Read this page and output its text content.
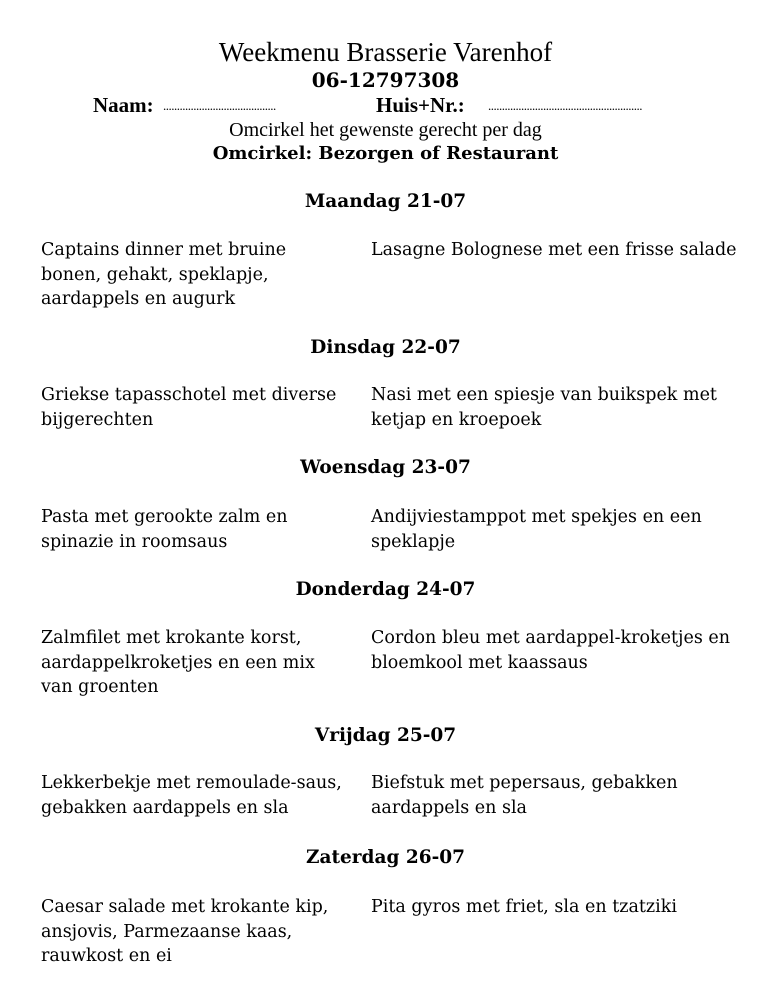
Weekmenu Brasserie Varenhof
06-12797308
Naam: .........................................	Huis+Nr.: ........................................................
Omcirkel het gewenste gerecht per dag
Omcirkel: Bezorgen of Restaurant
Maandag 21-07
Captains dinner met bruine bonen, gehakt, speklapje, aardappels en augurk
Lasagne Bolognese met een frisse salade
Dinsdag 22-07
Griekse tapasschotel met diverse bijgerechten
Nasi met een spiesje van buikspek met ketjap en kroepoek
Woensdag 23-07
Pasta met gerookte zalm en spinazie in roomsaus
Andijviestamppot met spekjes en een speklapje
Donderdag 24-07
Zalmfilet met krokante korst, aardappelkroketjes en een mix van groenten
Cordon bleu met aardappel-kroketjes en bloemkool met kaassaus
Vrijdag 25-07
Lekkerbekje met remoulade-saus, gebakken aardappels en sla
Biefstuk met pepersaus, gebakken aardappels en sla
Zaterdag 26-07
Caesar salade met krokante kip, ansjovis, Parmezaanse kaas, rauwkost en ei
Pita gyros met friet, sla en tzatziki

--- PROBLEM TO WORK ON ---
Copy the whole of the material above exactly, but not its images.

--- TASK SOLUTION ---
Read this page and output its text content.
Weekmenu Brasserie Varenhof
06-12797308
Naam: .........................................	Huis+Nr.: ........................................................
Omcirkel het gewenste gerecht per dag
Omcirkel: Bezorgen of Restaurant
Maandag 21-07
Captains dinner met bruine bonen, gehakt, speklapje, aardappels en augurk
Lasagne Bolognese met een frisse salade
Dinsdag 22-07
Griekse tapasschotel met diverse bijgerechten
Nasi met een spiesje van buikspek met ketjap en kroepoek
Woensdag 23-07
Pasta met gerookte zalm en spinazie in roomsaus
Andijviestamppot met spekjes en een speklapje
Donderdag 24-07
Zalmfilet met krokante korst, aardappelkroketjes en een mix van groenten
Cordon bleu met aardappel-kroketjes en bloemkool met kaassaus
Vrijdag 25-07
Lekkerbekje met remoulade-saus, gebakken aardappels en sla
Biefstuk met pepersaus, gebakken aardappels en sla
Zaterdag 26-07
Caesar salade met krokante kip, ansjovis, Parmezaanse kaas, rauwkost en ei
Pita gyros met friet, sla en tzatziki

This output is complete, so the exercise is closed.